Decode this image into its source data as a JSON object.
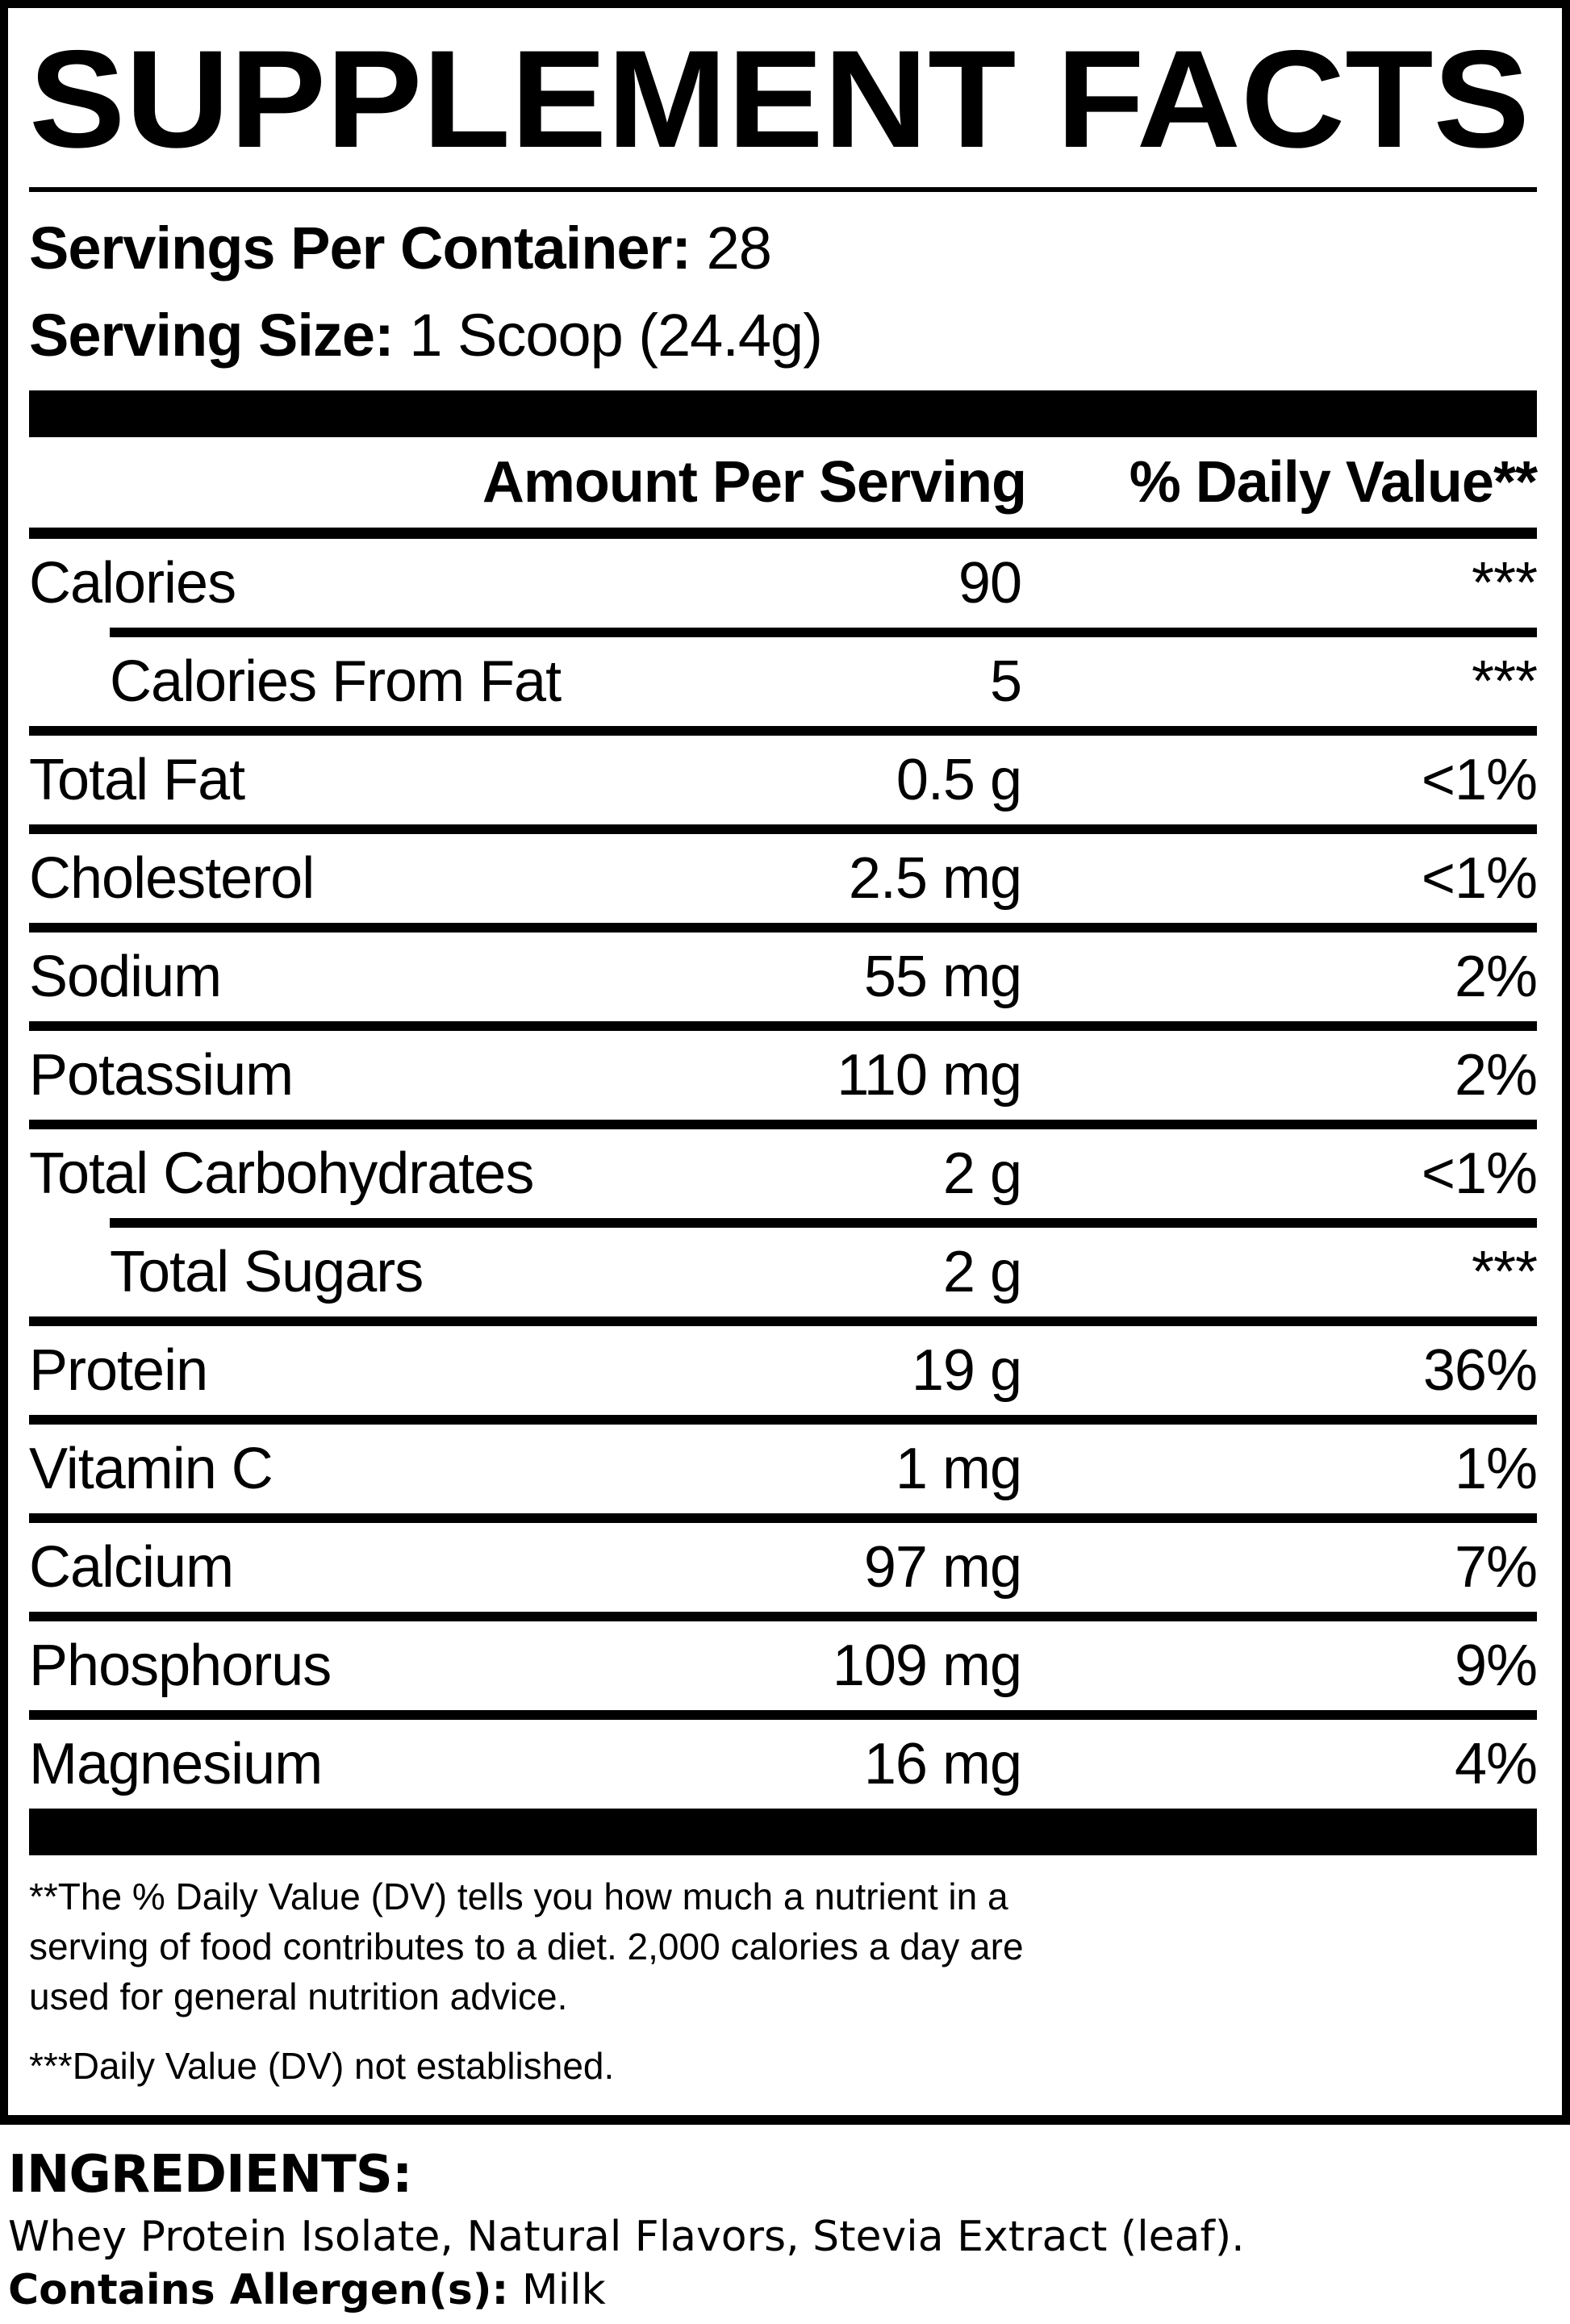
{
  "colors": {
    "ink": "#000000",
    "paper": "#ffffff"
  },
  "title": "SUPPLEMENT FACTS",
  "serving_info": {
    "servings_per_container_label": "Servings Per Container:",
    "servings_per_container_value": " 28",
    "serving_size_label": "Serving Size:",
    "serving_size_value": " 1 Scoop (24.4g)"
  },
  "table": {
    "amount_header": "Amount Per Serving",
    "dv_header": "% Daily Value**",
    "rows": [
      {
        "name": "Calories",
        "amount": "90",
        "dv": "***",
        "indent": false,
        "sep": "indent"
      },
      {
        "name": "Calories From Fat",
        "amount": "5",
        "dv": "***",
        "indent": true,
        "sep": "full"
      },
      {
        "name": "Total Fat",
        "amount": "0.5 g",
        "dv": "<1%",
        "indent": false,
        "sep": "full"
      },
      {
        "name": "Cholesterol",
        "amount": "2.5 mg",
        "dv": "<1%",
        "indent": false,
        "sep": "full"
      },
      {
        "name": "Sodium",
        "amount": "55 mg",
        "dv": "2%",
        "indent": false,
        "sep": "full"
      },
      {
        "name": "Potassium",
        "amount": "110 mg",
        "dv": "2%",
        "indent": false,
        "sep": "full"
      },
      {
        "name": "Total Carbohydrates",
        "amount": "2 g",
        "dv": "<1%",
        "indent": false,
        "sep": "indent"
      },
      {
        "name": "Total Sugars",
        "amount": "2 g",
        "dv": "***",
        "indent": true,
        "sep": "full"
      },
      {
        "name": "Protein",
        "amount": "19 g",
        "dv": "36%",
        "indent": false,
        "sep": "full"
      },
      {
        "name": "Vitamin C",
        "amount": "1 mg",
        "dv": "1%",
        "indent": false,
        "sep": "full"
      },
      {
        "name": "Calcium",
        "amount": "97 mg",
        "dv": "7%",
        "indent": false,
        "sep": "full"
      },
      {
        "name": "Phosphorus",
        "amount": "109 mg",
        "dv": "9%",
        "indent": false,
        "sep": "full"
      },
      {
        "name": "Magnesium",
        "amount": "16 mg",
        "dv": "4%",
        "indent": false,
        "sep": "none"
      }
    ]
  },
  "footnotes": {
    "daily_value_note": "**The % Daily Value (DV) tells you how much a nutrient in a\nserving of food contributes to a diet. 2,000 calories a day are\nused for general nutrition advice.",
    "not_established_note": "***Daily Value (DV) not established."
  },
  "ingredients": {
    "heading": "INGREDIENTS:",
    "list": "Whey Protein Isolate, Natural Flavors, Stevia Extract (leaf).",
    "allergen_label": "Contains Allergen(s):",
    "allergen_value": " Milk"
  }
}
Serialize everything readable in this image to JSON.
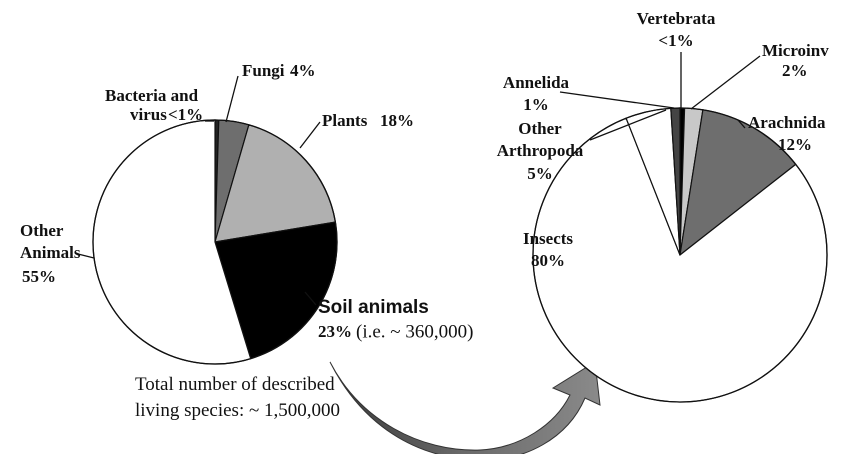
{
  "chart_data": [
    {
      "type": "pie",
      "categories": [
        "Bacteria and virus",
        "Fungi",
        "Plants",
        "Soil animals",
        "Other Animals"
      ],
      "values": [
        0.5,
        4,
        18,
        23,
        55
      ],
      "value_labels": [
        "<1%",
        "4%",
        "18%",
        "23%",
        "55%"
      ],
      "colors": [
        "#222222",
        "#6e6e6e",
        "#b0b0b0",
        "#000000",
        "#ffffff"
      ],
      "annotations": [
        "(i.e. ~ 360,000)",
        "Total number of described living species: ~ 1,500,000"
      ]
    },
    {
      "type": "pie",
      "categories": [
        "Vertebrata",
        "Microinv",
        "Arachnida",
        "Insects",
        "Other Arthropoda",
        "Annelida"
      ],
      "values": [
        0.5,
        2,
        12,
        80,
        5,
        1
      ],
      "value_labels": [
        "<1%",
        "2%",
        "12%",
        "80%",
        "5%",
        "1%"
      ],
      "colors": [
        "#000000",
        "#c8c8c8",
        "#6e6e6e",
        "#ffffff",
        "#ffffff",
        "#444444"
      ]
    }
  ]
}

(Your objective)
Scan the entries above for the string "JSON", and copy every line where it turns up.

(Task output)
Decode this image into its source data as a JSON object.
Serialize everything readable in this image to JSON.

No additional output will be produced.